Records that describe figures
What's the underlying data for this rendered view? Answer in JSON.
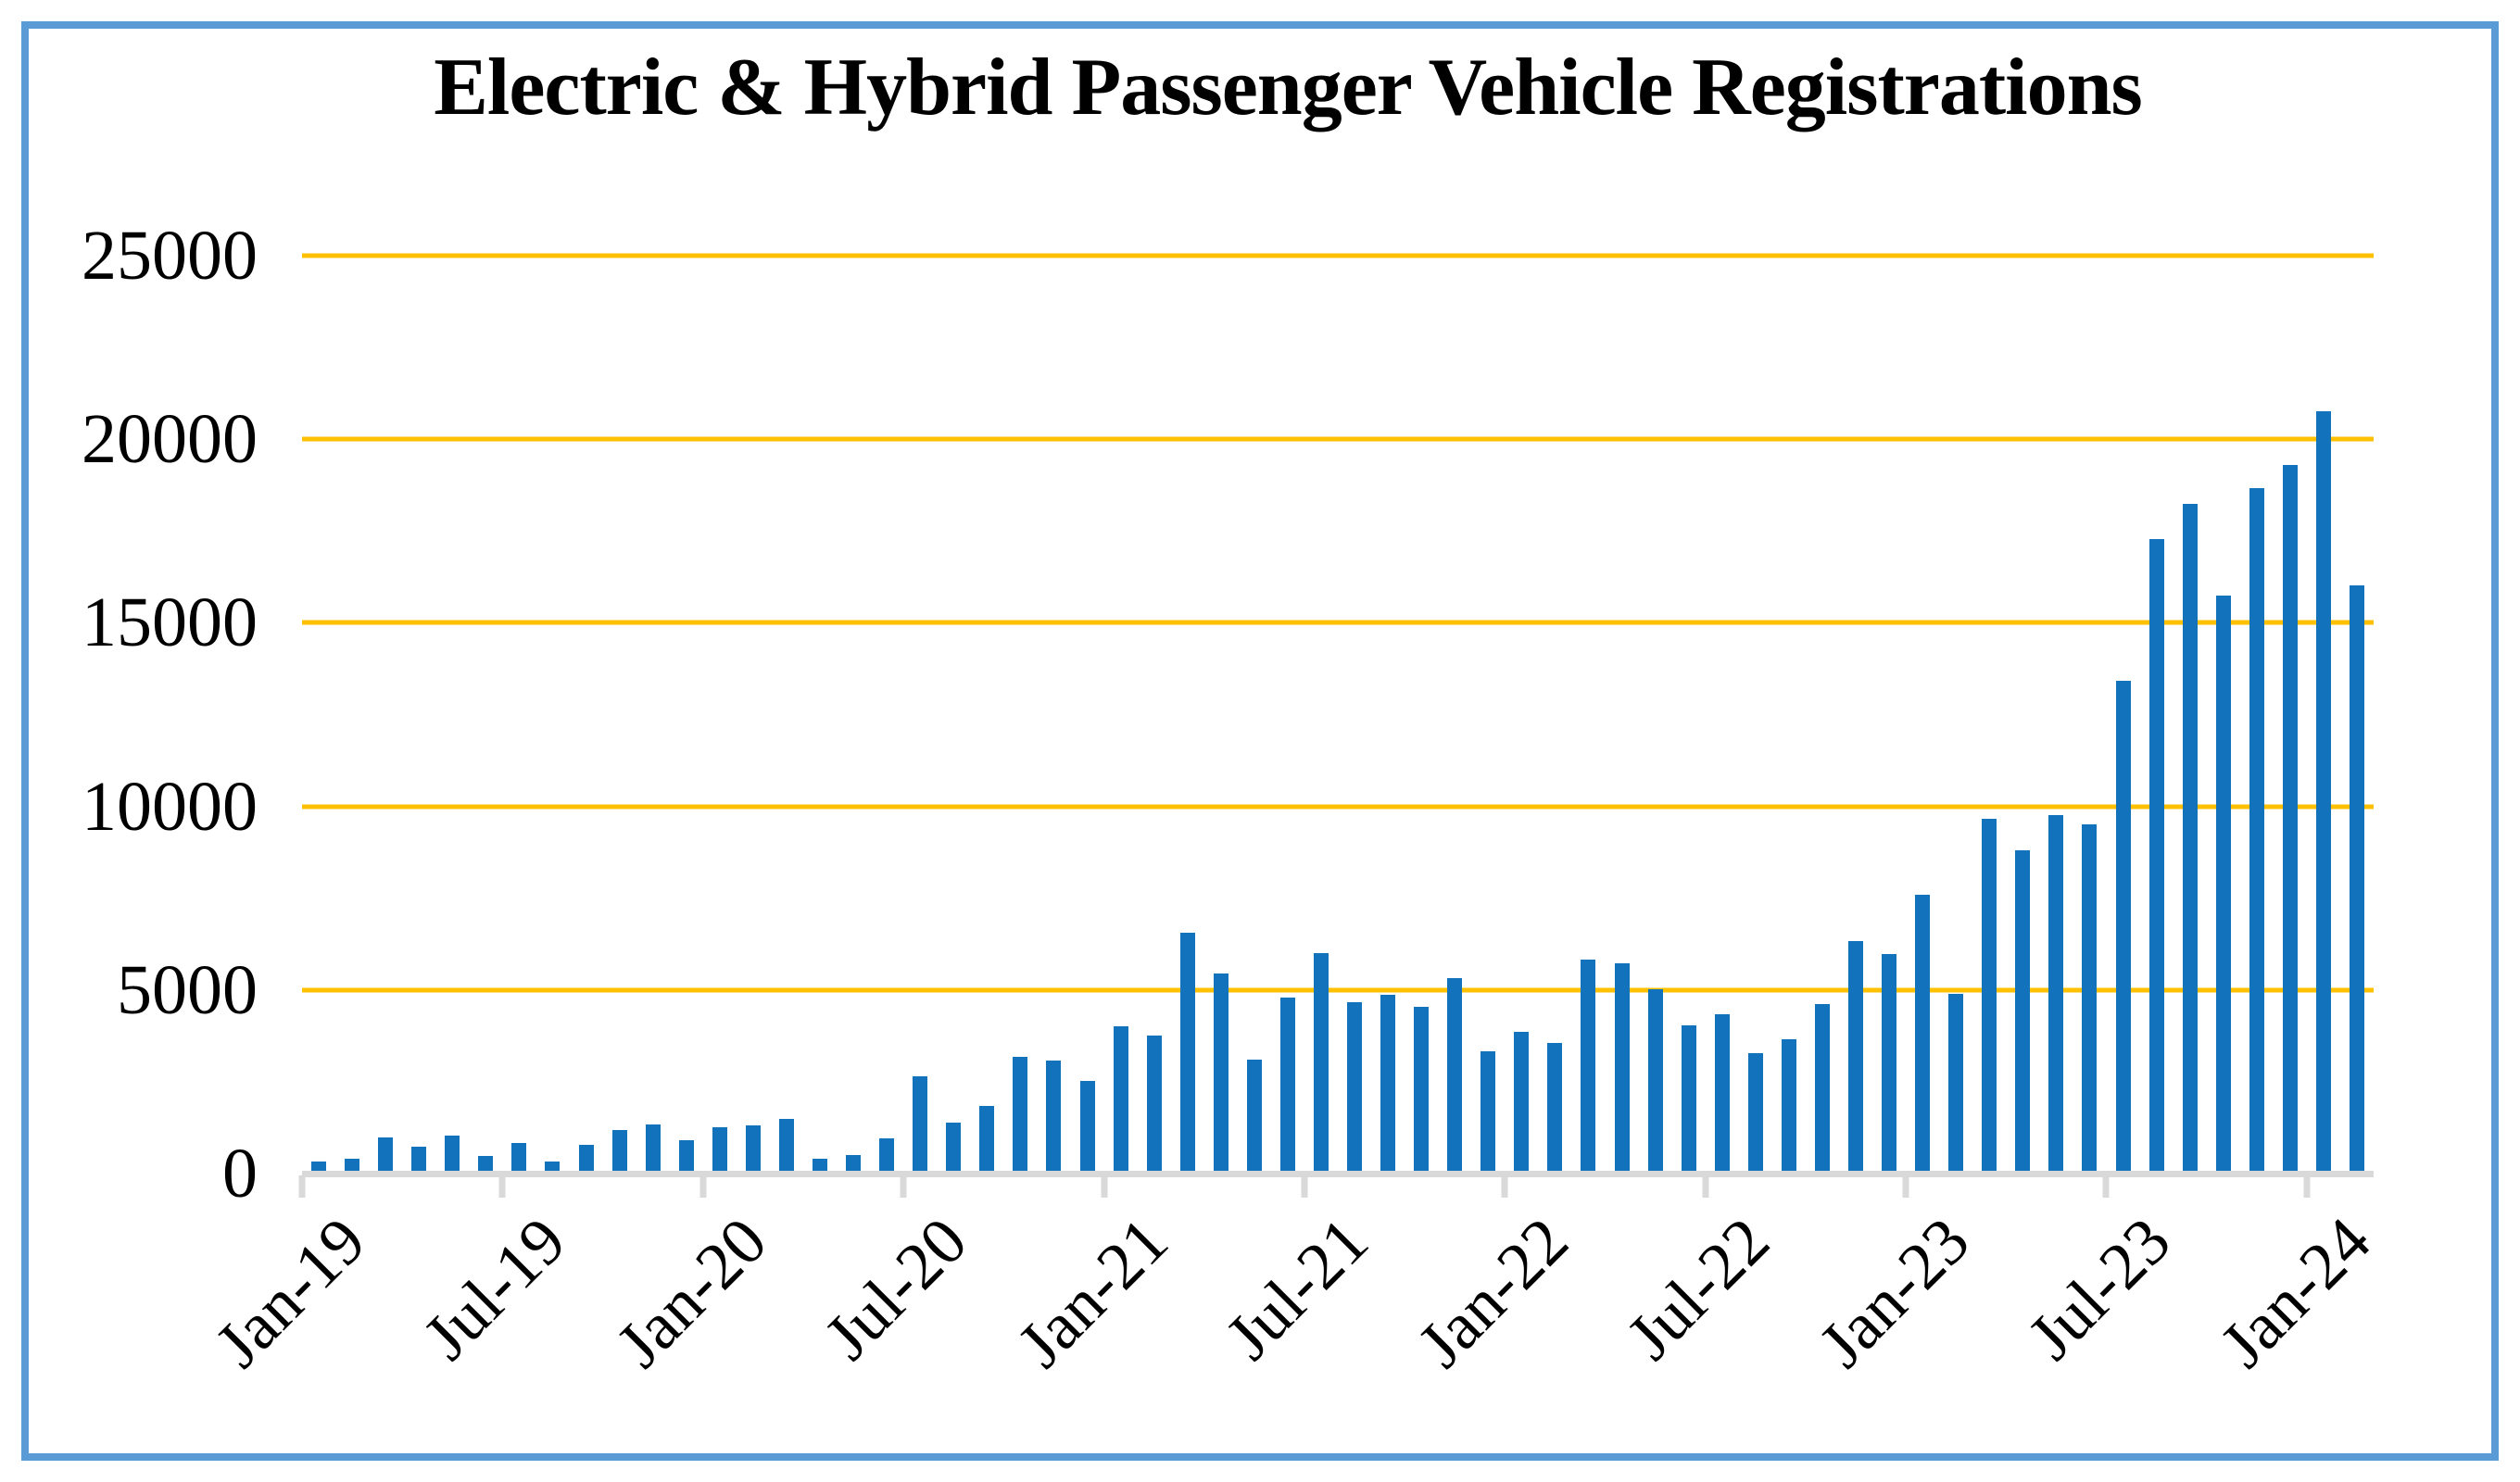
{
  "chart_data": {
    "type": "bar",
    "title": "Electric & Hybrid Passenger Vehicle Registrations",
    "categories": [
      "Jan-19",
      "Feb-19",
      "Mar-19",
      "Apr-19",
      "May-19",
      "Jun-19",
      "Jul-19",
      "Aug-19",
      "Sep-19",
      "Oct-19",
      "Nov-19",
      "Dec-19",
      "Jan-20",
      "Feb-20",
      "Mar-20",
      "Apr-20",
      "May-20",
      "Jun-20",
      "Jul-20",
      "Aug-20",
      "Sep-20",
      "Oct-20",
      "Nov-20",
      "Dec-20",
      "Jan-21",
      "Feb-21",
      "Mar-21",
      "Apr-21",
      "May-21",
      "Jun-21",
      "Jul-21",
      "Aug-21",
      "Sep-21",
      "Oct-21",
      "Nov-21",
      "Dec-21",
      "Jan-22",
      "Feb-22",
      "Mar-22",
      "Apr-22",
      "May-22",
      "Jun-22",
      "Jul-22",
      "Aug-22",
      "Sep-22",
      "Oct-22",
      "Nov-22",
      "Dec-22",
      "Jan-23",
      "Feb-23",
      "Mar-23",
      "Apr-23",
      "May-23",
      "Jun-23",
      "Jul-23",
      "Aug-23",
      "Sep-23",
      "Oct-23",
      "Nov-23",
      "Dec-23",
      "Jan-24",
      "Feb-24"
    ],
    "values": [
      340,
      400,
      990,
      730,
      1040,
      490,
      830,
      330,
      770,
      1180,
      1330,
      920,
      1250,
      1300,
      1480,
      400,
      500,
      950,
      2640,
      1400,
      1850,
      3170,
      3090,
      2520,
      4000,
      3760,
      6570,
      5460,
      3100,
      4790,
      6010,
      4680,
      4860,
      4540,
      5330,
      3330,
      3860,
      3560,
      5830,
      5730,
      5010,
      4040,
      4340,
      3270,
      3650,
      4610,
      6320,
      5990,
      7600,
      4900,
      9670,
      8810,
      9760,
      9500,
      13430,
      17270,
      18230,
      15740,
      18680,
      19310,
      20750,
      16020
    ],
    "x_tick_labels": [
      "Jan-19",
      "Jul-19",
      "Jan-20",
      "Jul-20",
      "Jan-21",
      "Jul-21",
      "Jan-22",
      "Jul-22",
      "Jan-23",
      "Jul-23",
      "Jan-24"
    ],
    "x_tick_month_indices": [
      0,
      6,
      12,
      18,
      24,
      30,
      36,
      42,
      48,
      54,
      60
    ],
    "y_tick_labels": [
      "0",
      "5000",
      "10000",
      "15000",
      "20000",
      "25000"
    ],
    "y_ticks": [
      0,
      5000,
      10000,
      15000,
      20000,
      25000
    ],
    "ylim": [
      0,
      25000
    ],
    "xlabel": "",
    "ylabel": "",
    "grid": "horizontal",
    "legend": "none",
    "colors": {
      "bar": "#1272BC",
      "gridline": "#FFC000",
      "axis_line": "#D9D9D9",
      "text": "#000000",
      "frame_border": "#5B9BD5",
      "background": "#FFFFFF"
    }
  }
}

= Task goal =
Your job is to transcribe the entries above exactly; skip the pictures.

= Problem solution =
What's the underlying data for this rendered view? Answer in JSON.
{
  "chart_data": {
    "type": "bar",
    "title": "Electric & Hybrid Passenger Vehicle Registrations",
    "categories": [
      "Jan-19",
      "Feb-19",
      "Mar-19",
      "Apr-19",
      "May-19",
      "Jun-19",
      "Jul-19",
      "Aug-19",
      "Sep-19",
      "Oct-19",
      "Nov-19",
      "Dec-19",
      "Jan-20",
      "Feb-20",
      "Mar-20",
      "Apr-20",
      "May-20",
      "Jun-20",
      "Jul-20",
      "Aug-20",
      "Sep-20",
      "Oct-20",
      "Nov-20",
      "Dec-20",
      "Jan-21",
      "Feb-21",
      "Mar-21",
      "Apr-21",
      "May-21",
      "Jun-21",
      "Jul-21",
      "Aug-21",
      "Sep-21",
      "Oct-21",
      "Nov-21",
      "Dec-21",
      "Jan-22",
      "Feb-22",
      "Mar-22",
      "Apr-22",
      "May-22",
      "Jun-22",
      "Jul-22",
      "Aug-22",
      "Sep-22",
      "Oct-22",
      "Nov-22",
      "Dec-22",
      "Jan-23",
      "Feb-23",
      "Mar-23",
      "Apr-23",
      "May-23",
      "Jun-23",
      "Jul-23",
      "Aug-23",
      "Sep-23",
      "Oct-23",
      "Nov-23",
      "Dec-23",
      "Jan-24",
      "Feb-24"
    ],
    "values": [
      340,
      400,
      990,
      730,
      1040,
      490,
      830,
      330,
      770,
      1180,
      1330,
      920,
      1250,
      1300,
      1480,
      400,
      500,
      950,
      2640,
      1400,
      1850,
      3170,
      3090,
      2520,
      4000,
      3760,
      6570,
      5460,
      3100,
      4790,
      6010,
      4680,
      4860,
      4540,
      5330,
      3330,
      3860,
      3560,
      5830,
      5730,
      5010,
      4040,
      4340,
      3270,
      3650,
      4610,
      6320,
      5990,
      7600,
      4900,
      9670,
      8810,
      9760,
      9500,
      13430,
      17270,
      18230,
      15740,
      18680,
      19310,
      20750,
      16020
    ],
    "x_tick_labels": [
      "Jan-19",
      "Jul-19",
      "Jan-20",
      "Jul-20",
      "Jan-21",
      "Jul-21",
      "Jan-22",
      "Jul-22",
      "Jan-23",
      "Jul-23",
      "Jan-24"
    ],
    "x_tick_month_indices": [
      0,
      6,
      12,
      18,
      24,
      30,
      36,
      42,
      48,
      54,
      60
    ],
    "y_tick_labels": [
      "0",
      "5000",
      "10000",
      "15000",
      "20000",
      "25000"
    ],
    "y_ticks": [
      0,
      5000,
      10000,
      15000,
      20000,
      25000
    ],
    "ylim": [
      0,
      25000
    ],
    "xlabel": "",
    "ylabel": "",
    "grid": "horizontal",
    "legend": "none",
    "colors": {
      "bar": "#1272BC",
      "gridline": "#FFC000",
      "axis_line": "#D9D9D9",
      "text": "#000000",
      "frame_border": "#5B9BD5",
      "background": "#FFFFFF"
    }
  }
}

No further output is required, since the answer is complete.